*THE REQUEST*:
Check every line below for the string "Ilmu", and copy the lines that contain it.

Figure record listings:
::::
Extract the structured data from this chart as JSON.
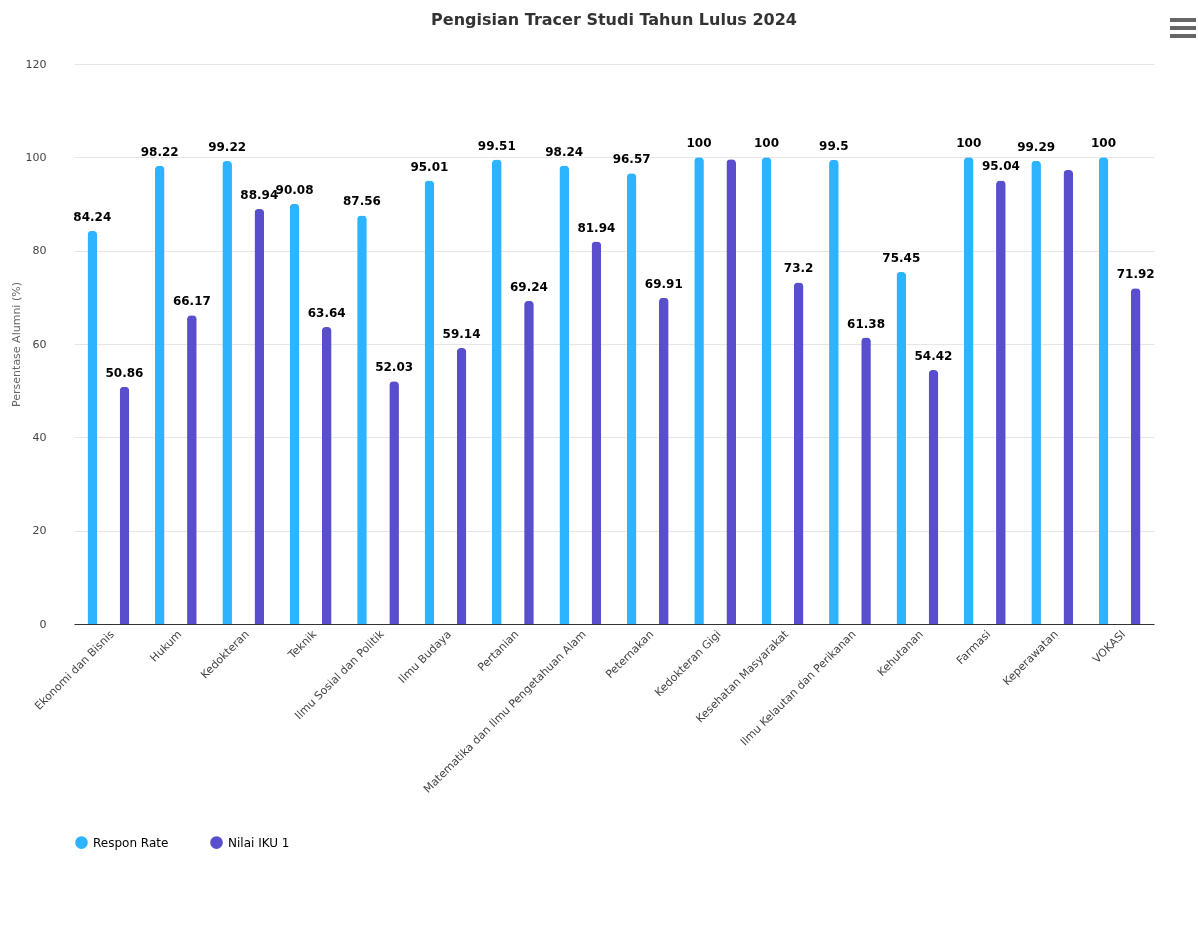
{
  "chart_data": {
    "type": "bar",
    "title": "Pengisian Tracer Studi Tahun Lulus 2024",
    "ylabel": "Persentase Alumni (%)",
    "categories": [
      "Ekonomi dan Bisnis",
      "Hukum",
      "Kedokteran",
      "Teknik",
      "Ilmu Sosial dan Politik",
      "Ilmu Budaya",
      "Pertanian",
      "Matematika dan Ilmu Pengetahuan Alam",
      "Peternakan",
      "Kedokteran Gigi",
      "Kesehatan Masyarakat",
      "Ilmu Kelautan dan Perikanan",
      "Kehutanan",
      "Farmasi",
      "Keperawatan",
      "VOKASI"
    ],
    "series": [
      {
        "name": "Respon Rate",
        "color": "#2db3ff",
        "values": [
          84.24,
          98.22,
          99.22,
          90.08,
          87.56,
          95.01,
          99.51,
          98.24,
          96.57,
          100,
          100,
          99.5,
          75.45,
          100,
          99.29,
          100
        ],
        "value_labels": [
          "84.24",
          "98.22",
          "99.22",
          "90.08",
          "87.56",
          "95.01",
          "99.51",
          "98.24",
          "96.57",
          "100",
          "100",
          "99.5",
          "75.45",
          "100",
          "99.29",
          "100"
        ]
      },
      {
        "name": "Nilai IKU 1",
        "color": "#594fcd",
        "values": [
          50.86,
          66.17,
          88.94,
          63.64,
          52.03,
          59.14,
          69.24,
          81.94,
          69.91,
          99.6,
          73.2,
          61.38,
          54.42,
          95.04,
          97.3,
          71.92
        ],
        "value_labels": [
          "50.86",
          "66.17",
          "88.94",
          "63.64",
          "52.03",
          "59.14",
          "69.24",
          "81.94",
          "69.91",
          null,
          "73.2",
          "61.38",
          "54.42",
          "95.04",
          null,
          "71.92"
        ]
      }
    ],
    "ylim": [
      0,
      120
    ],
    "yticks": [
      0,
      20,
      40,
      60,
      80,
      100,
      120
    ],
    "grid": "y",
    "legend": "bottom"
  }
}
::::
*ANSWER TO THIS EXERCISE*:
      "Ilmu Sosial dan Politik",
      "Ilmu Budaya",
      "Matematika dan Ilmu Pengetahuan Alam",
      "Ilmu Kelautan dan Perikanan",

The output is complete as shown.